Dataset entries:
+===+

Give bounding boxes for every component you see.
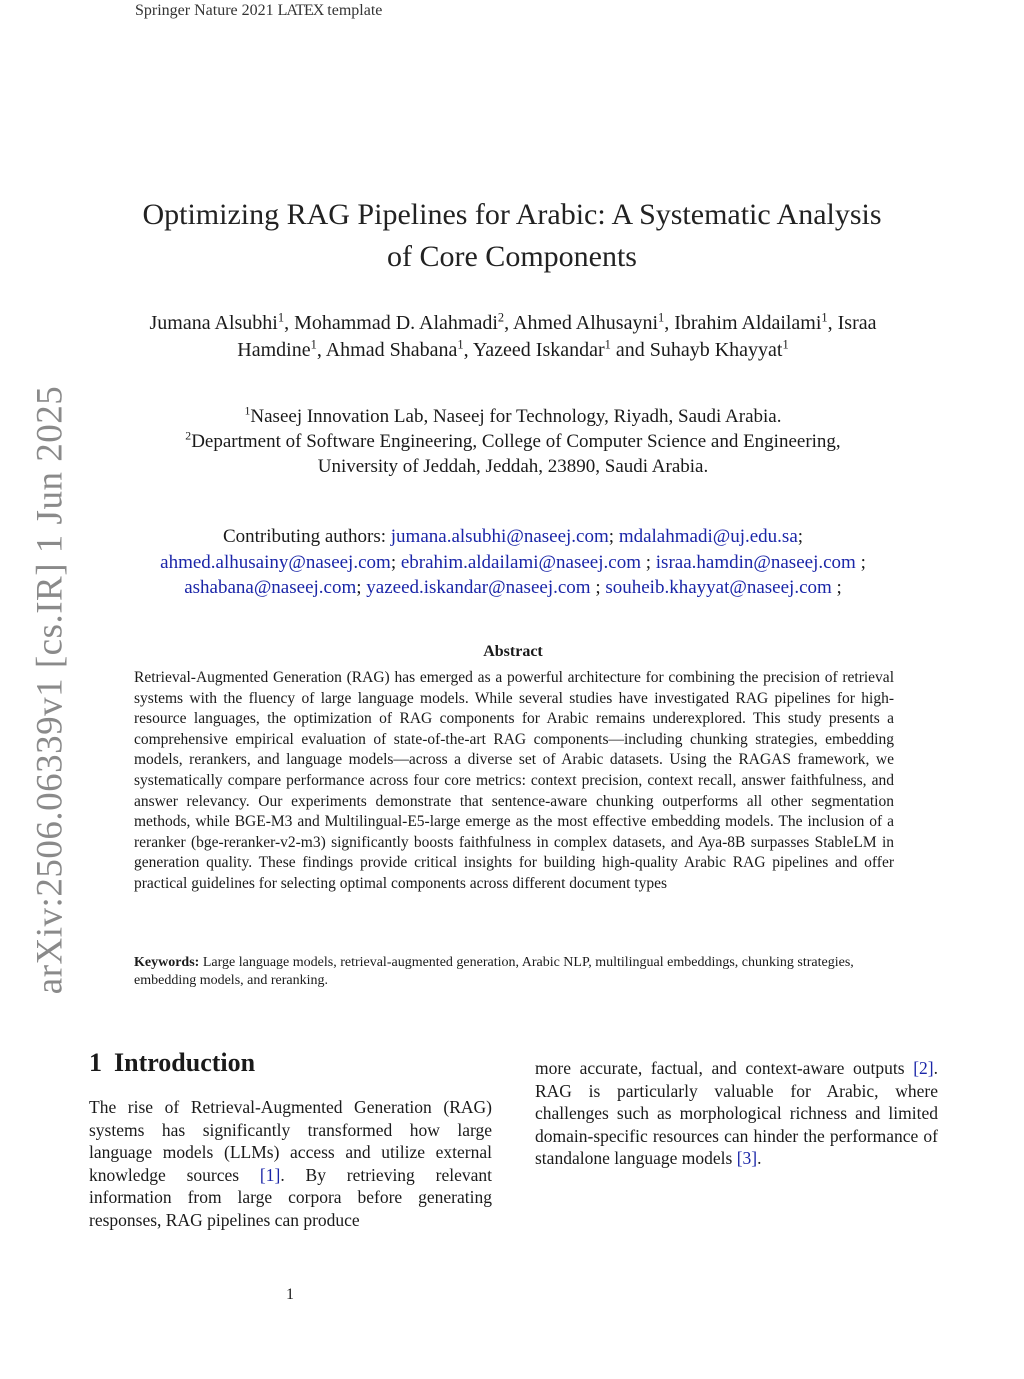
email-link[interactable]: yazeed.iskandar@naseej.com [366, 577, 591, 598]
header-suffix: template [323, 2, 383, 19]
author-affiliation-mark: 1 [277, 310, 285, 325]
email-link[interactable]: jumana.alsubhi@naseej.com [390, 526, 609, 547]
abstract-heading: Abstract [483, 643, 543, 660]
email-link[interactable]: mdalahmadi@uj.edu.sa [618, 526, 798, 547]
author-name: Ahmad Shabana [325, 339, 458, 361]
author-list: Jumana Alsubhi$^1$, Mohammad D. Alahmadi$^2$, Ahmed Alhusayni$^1$, Ibrahim Aldailami$^1$, Israa Hamdine$^1$, Ahmad Shabana$^1$, Yazeed Iskandar$^1$ and Suhayb Khayyat$^1$ [149, 310, 877, 361]
keywords-label: Keywords: [134, 955, 200, 970]
author-affiliation-mark: 1 [658, 310, 665, 325]
affiliations [128, 404, 898, 479]
author-name: Israa Hamdine [237, 312, 877, 361]
citation-link[interactable]: [3] [736, 1148, 758, 1168]
author-affiliation-mark: 1 [310, 337, 317, 352]
author-affiliation-mark: 1 [821, 310, 828, 325]
intro-left-column: The rise of Retrieval-Augmented Generation (RAG) systems has significantly transformed how large language models (LLMs) access and utilize external knowledge sources [1]. By retrieving relevant information from large corpora before generating responses, RAG pipelines can produce [89, 1097, 492, 1230]
page-number: 1 [286, 1286, 294, 1303]
keywords [134, 954, 894, 990]
section-title: Introduction [114, 1048, 256, 1077]
citation-link[interactable]: [2] [913, 1058, 934, 1078]
author-affiliation-mark: 2 [497, 310, 505, 325]
author-affiliation-mark: 1 [604, 337, 611, 352]
author-name: Suhayb Khayyat [649, 339, 783, 361]
author-name: Jumana Alsubhi [149, 312, 278, 334]
email-link[interactable]: ahmed.alhusainy@naseej.com [160, 551, 391, 573]
contrib-label: Contributing authors: [222, 526, 391, 547]
author-name: Mohammad D. Alahmadi [294, 312, 498, 334]
title-line-1: Optimizing RAG Pipelines for Arabic: A Systematic Analysis [142, 198, 882, 231]
abstract-text: Retrieval-Augmented Generation (RAG) has emerged as a powerful architecture for combining the precision of retrieval systems with the fluency of large language models. While several studies have investigated RAG pipelines for high-resource languages, the optimization of RAG components for Arabic remains underexplored. This study presents a comprehensive empirical evaluation of state-of-the-art RAG components—including chunking strategies, embedding models, rerankers, and language models—across a diverse set of Arabic datasets. Using the RAGAS framework, we systematically compare performance across four core metrics: context precision, context recall, answer faithfulness, and answer relevancy. Our experiments demonstrate that sentence-aware chunking outperforms all other segmentation methods, while BGE-M3 and Multilingual-E5-large emerge as the most effective embedding models. The inclusion of a reranker (bge-reranker-v2-m3) significantly boosts faithfulness in complex datasets, and Aya-8B surpasses StableLM in generation quality. These findings provide critical insights for building high-quality Arabic RAG pipelines and offer practical guidelines for selecting optimal components across different document types [134, 669, 894, 892]
affiliation-2: $^2$Department of Software Engineering, College of Computer Science and Engineering, [185, 429, 841, 452]
author-affiliation-mark: 1 [457, 337, 464, 352]
contributing-authors: Contributing authors: jumana.alsubhi@naseej.com; mdalahmadi@uj.edu.sa; ahmed.alhusainy@naseej.com; ebrahim.aldailami@naseej.com ; israa.hamdin@naseej.com ; ashabana@naseej.com; yazeed.iskandar@naseej.com ; souheib.khayyat@naseej.com ; [160, 526, 866, 598]
email-link[interactable]: ebrahim.aldailami@naseej.com [400, 551, 641, 573]
affiliation-2-continued: University of Jeddah, Jeddah, 23890, Saudi Arabia. [317, 456, 709, 477]
section-heading [89, 1048, 255, 1078]
keywords-text: Large language models, retrieval-augmented generation, Arabic NLP, multilingual embeddings, chunking strategies, embedding models, and reranking. [134, 955, 854, 988]
header-latex: LATEX [277, 2, 324, 19]
email-link[interactable]: israa.hamdin@naseej.com [655, 551, 856, 573]
section-number: 1 [89, 1048, 102, 1077]
author-name: Ahmed Alhusayni [513, 312, 659, 334]
author-affiliation-mark: 1 [782, 337, 789, 352]
header-prefix: Springer Nature 2021 [135, 2, 278, 19]
affiliation-1: $^1$Naseej Innovation Lab, Naseej for Technology, Riyadh, Saudi Arabia. [244, 404, 782, 427]
citation-link[interactable]: [1] [259, 1164, 281, 1185]
author-name: Ibrahim Aldailami [674, 312, 822, 334]
email-link[interactable]: souheib.khayyat@naseej.com [605, 577, 832, 598]
running-header [135, 2, 382, 20]
email-link[interactable]: ashabana@naseej.com [184, 577, 357, 598]
paper-title [100, 194, 924, 278]
author-name: Yazeed Iskandar [472, 339, 605, 361]
intro-right-column: more accurate, factual, and context-aware outputs [2]. RAG is particularly valuable for Arabic, where challenges such as morphological richness and limited domain-specific resources can hinder the performance of standalone language models [3]. [535, 1058, 938, 1168]
arxiv-stamp: arXiv:2506.06339v1 [cs.IR] 1 Jun 2025 [29, 385, 71, 995]
title-line-2: of Core Components [387, 240, 637, 273]
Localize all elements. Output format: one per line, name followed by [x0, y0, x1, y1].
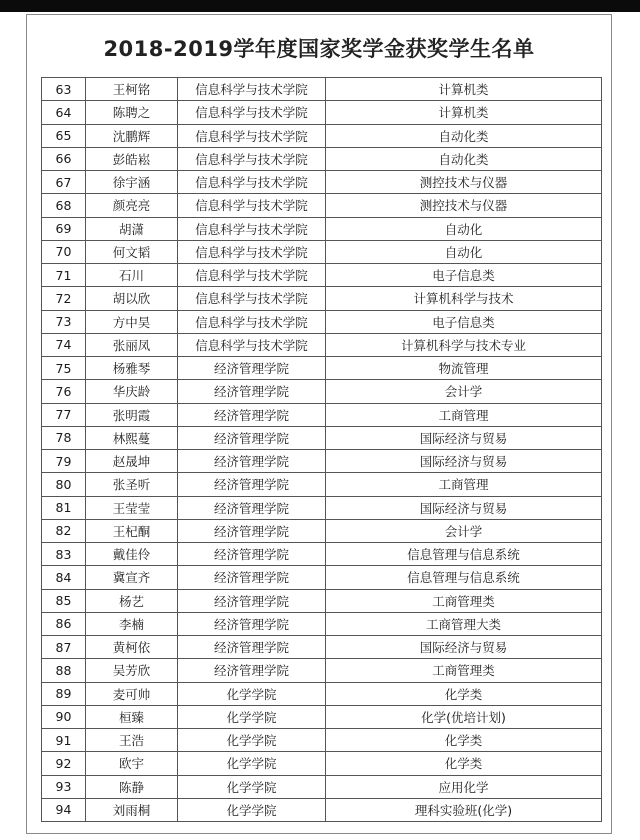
major-cell: 会计学 — [326, 380, 602, 403]
row-number-cell: 77 — [42, 403, 86, 426]
table-row — [42, 612, 602, 635]
row-number-cell: 70 — [42, 240, 86, 263]
row-number-cell: 87 — [42, 636, 86, 659]
major-cell: 工商管理类 — [326, 589, 602, 612]
student-name-cell: 桓臻 — [86, 705, 178, 728]
student-name-cell: 赵晟坤 — [86, 450, 178, 473]
college-cell: 信息科学与技术学院 — [178, 310, 326, 333]
student-name-cell: 石川 — [86, 264, 178, 287]
student-name-cell: 张圣听 — [86, 473, 178, 496]
college-cell: 信息科学与技术学院 — [178, 78, 326, 101]
college-cell: 经济管理学院 — [178, 403, 326, 426]
major-cell: 物流管理 — [326, 357, 602, 380]
major-cell: 化学(优培计划) — [326, 705, 602, 728]
student-name-cell: 吴芳欣 — [86, 659, 178, 682]
student-name-cell: 颜亮亮 — [86, 194, 178, 217]
table-row — [42, 705, 602, 728]
student-name-cell: 杨艺 — [86, 589, 178, 612]
row-number-cell: 92 — [42, 752, 86, 775]
row-number-cell: 72 — [42, 287, 86, 310]
top-bar — [0, 0, 640, 12]
major-cell: 化学类 — [326, 682, 602, 705]
table-row — [42, 310, 602, 333]
row-number-cell: 94 — [42, 798, 86, 821]
student-name-cell: 陈静 — [86, 775, 178, 798]
major-cell: 化学类 — [326, 729, 602, 752]
major-cell: 自动化类 — [326, 147, 602, 170]
row-number-cell: 68 — [42, 194, 86, 217]
table-row — [42, 496, 602, 519]
college-cell: 化学学院 — [178, 729, 326, 752]
row-number-cell: 80 — [42, 473, 86, 496]
college-cell: 信息科学与技术学院 — [178, 333, 326, 356]
row-number-cell: 63 — [42, 78, 86, 101]
major-cell: 信息管理与信息系统 — [326, 566, 602, 589]
college-cell: 信息科学与技术学院 — [178, 287, 326, 310]
college-cell: 化学学院 — [178, 705, 326, 728]
college-cell: 信息科学与技术学院 — [178, 171, 326, 194]
college-cell: 经济管理学院 — [178, 543, 326, 566]
college-cell: 经济管理学院 — [178, 566, 326, 589]
college-cell: 化学学院 — [178, 752, 326, 775]
college-cell: 经济管理学院 — [178, 519, 326, 542]
major-cell: 电子信息类 — [326, 264, 602, 287]
college-cell: 经济管理学院 — [178, 612, 326, 635]
table-row — [42, 752, 602, 775]
student-name-cell: 黄柯依 — [86, 636, 178, 659]
student-name-cell: 李楠 — [86, 612, 178, 635]
table-row — [42, 636, 602, 659]
table-row — [42, 543, 602, 566]
major-cell: 工商管理类 — [326, 659, 602, 682]
row-number-cell: 75 — [42, 357, 86, 380]
row-number-cell: 78 — [42, 426, 86, 449]
major-cell: 自动化类 — [326, 124, 602, 147]
row-number-cell: 84 — [42, 566, 86, 589]
row-number-cell: 88 — [42, 659, 86, 682]
table-row — [42, 775, 602, 798]
table-row — [42, 194, 602, 217]
college-cell: 化学学院 — [178, 775, 326, 798]
student-name-cell: 方中昊 — [86, 310, 178, 333]
table-row — [42, 217, 602, 240]
table-row — [42, 264, 602, 287]
student-name-cell: 胡以欣 — [86, 287, 178, 310]
college-cell: 经济管理学院 — [178, 426, 326, 449]
major-cell: 计算机科学与技术专业 — [326, 333, 602, 356]
student-name-cell: 王杞酮 — [86, 519, 178, 542]
row-number-cell: 66 — [42, 147, 86, 170]
table-row — [42, 682, 602, 705]
major-cell: 工商管理大类 — [326, 612, 602, 635]
table-row — [42, 101, 602, 124]
row-number-cell: 73 — [42, 310, 86, 333]
student-name-cell: 刘雨桐 — [86, 798, 178, 821]
student-name-cell: 张明霞 — [86, 403, 178, 426]
table-row — [42, 124, 602, 147]
college-cell: 化学学院 — [178, 682, 326, 705]
major-cell: 工商管理 — [326, 403, 602, 426]
row-number-cell: 89 — [42, 682, 86, 705]
table-row — [42, 171, 602, 194]
college-cell: 化学学院 — [178, 798, 326, 821]
row-number-cell: 85 — [42, 589, 86, 612]
table-row — [42, 519, 602, 542]
student-name-cell: 陈聘之 — [86, 101, 178, 124]
college-cell: 经济管理学院 — [178, 450, 326, 473]
row-number-cell: 81 — [42, 496, 86, 519]
table-row — [42, 798, 602, 821]
table-row — [42, 333, 602, 356]
table-row — [42, 380, 602, 403]
student-name-cell: 麦可帅 — [86, 682, 178, 705]
row-number-cell: 79 — [42, 450, 86, 473]
row-number-cell: 74 — [42, 333, 86, 356]
row-number-cell: 91 — [42, 729, 86, 752]
table-row — [42, 403, 602, 426]
table-row — [42, 729, 602, 752]
row-number-cell: 64 — [42, 101, 86, 124]
row-number-cell: 83 — [42, 543, 86, 566]
row-number-cell: 76 — [42, 380, 86, 403]
table-row — [42, 450, 602, 473]
major-cell: 自动化 — [326, 240, 602, 263]
student-name-cell: 华庆龄 — [86, 380, 178, 403]
college-cell: 经济管理学院 — [178, 357, 326, 380]
major-cell: 测控技术与仪器 — [326, 171, 602, 194]
table-row — [42, 147, 602, 170]
major-cell: 计算机科学与技术 — [326, 287, 602, 310]
student-name-cell: 彭皓崧 — [86, 147, 178, 170]
student-name-cell: 王莹莹 — [86, 496, 178, 519]
table-row — [42, 659, 602, 682]
student-name-cell: 徐宇涵 — [86, 171, 178, 194]
scholarship-table — [41, 77, 602, 822]
major-cell: 计算机类 — [326, 101, 602, 124]
college-cell: 经济管理学院 — [178, 496, 326, 519]
row-number-cell: 86 — [42, 612, 86, 635]
table-row — [42, 357, 602, 380]
table-row — [42, 473, 602, 496]
college-cell: 信息科学与技术学院 — [178, 240, 326, 263]
major-cell: 化学类 — [326, 752, 602, 775]
major-cell: 理科实验班(化学) — [326, 798, 602, 821]
student-name-cell: 王浩 — [86, 729, 178, 752]
college-cell: 信息科学与技术学院 — [178, 101, 326, 124]
table-row — [42, 426, 602, 449]
page-title: 2018-2019学年度国家奖学金获奖学生名单 — [103, 37, 535, 61]
table-row — [42, 240, 602, 263]
table-row — [42, 287, 602, 310]
row-number-cell: 82 — [42, 519, 86, 542]
college-cell: 信息科学与技术学院 — [178, 124, 326, 147]
major-cell: 计算机类 — [326, 78, 602, 101]
table-row — [42, 566, 602, 589]
college-cell: 经济管理学院 — [178, 589, 326, 612]
table-row — [42, 78, 602, 101]
college-cell: 经济管理学院 — [178, 659, 326, 682]
student-name-cell: 欧宇 — [86, 752, 178, 775]
college-cell: 信息科学与技术学院 — [178, 194, 326, 217]
row-number-cell: 90 — [42, 705, 86, 728]
row-number-cell: 93 — [42, 775, 86, 798]
student-name-cell: 戴佳伶 — [86, 543, 178, 566]
major-cell: 测控技术与仪器 — [326, 194, 602, 217]
student-name-cell: 杨雅琴 — [86, 357, 178, 380]
row-number-cell: 67 — [42, 171, 86, 194]
student-name-cell: 沈鹏辉 — [86, 124, 178, 147]
major-cell: 会计学 — [326, 519, 602, 542]
major-cell: 国际经济与贸易 — [326, 636, 602, 659]
major-cell: 国际经济与贸易 — [326, 450, 602, 473]
student-name-cell: 林熙蔓 — [86, 426, 178, 449]
student-name-cell: 王柯铭 — [86, 78, 178, 101]
college-cell: 经济管理学院 — [178, 473, 326, 496]
major-cell: 国际经济与贸易 — [326, 496, 602, 519]
document-page — [26, 14, 612, 834]
student-name-cell: 张丽凤 — [86, 333, 178, 356]
major-cell: 工商管理 — [326, 473, 602, 496]
college-cell: 经济管理学院 — [178, 636, 326, 659]
student-name-cell: 何文韬 — [86, 240, 178, 263]
major-cell: 信息管理与信息系统 — [326, 543, 602, 566]
major-cell: 国际经济与贸易 — [326, 426, 602, 449]
college-cell: 信息科学与技术学院 — [178, 264, 326, 287]
major-cell: 应用化学 — [326, 775, 602, 798]
college-cell: 信息科学与技术学院 — [178, 217, 326, 240]
major-cell: 电子信息类 — [326, 310, 602, 333]
student-name-cell: 胡潇 — [86, 217, 178, 240]
college-cell: 信息科学与技术学院 — [178, 147, 326, 170]
table-body — [42, 78, 602, 822]
student-name-cell: 冀宣齐 — [86, 566, 178, 589]
row-number-cell: 65 — [42, 124, 86, 147]
college-cell: 经济管理学院 — [178, 380, 326, 403]
table-row — [42, 589, 602, 612]
major-cell: 自动化 — [326, 217, 602, 240]
row-number-cell: 71 — [42, 264, 86, 287]
row-number-cell: 69 — [42, 217, 86, 240]
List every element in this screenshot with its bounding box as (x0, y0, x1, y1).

+===+

■ Requirement
Count the lines in the items above that contain the string "计算机类", treating case as significant, and reply with only the number.

■ Result for this task
2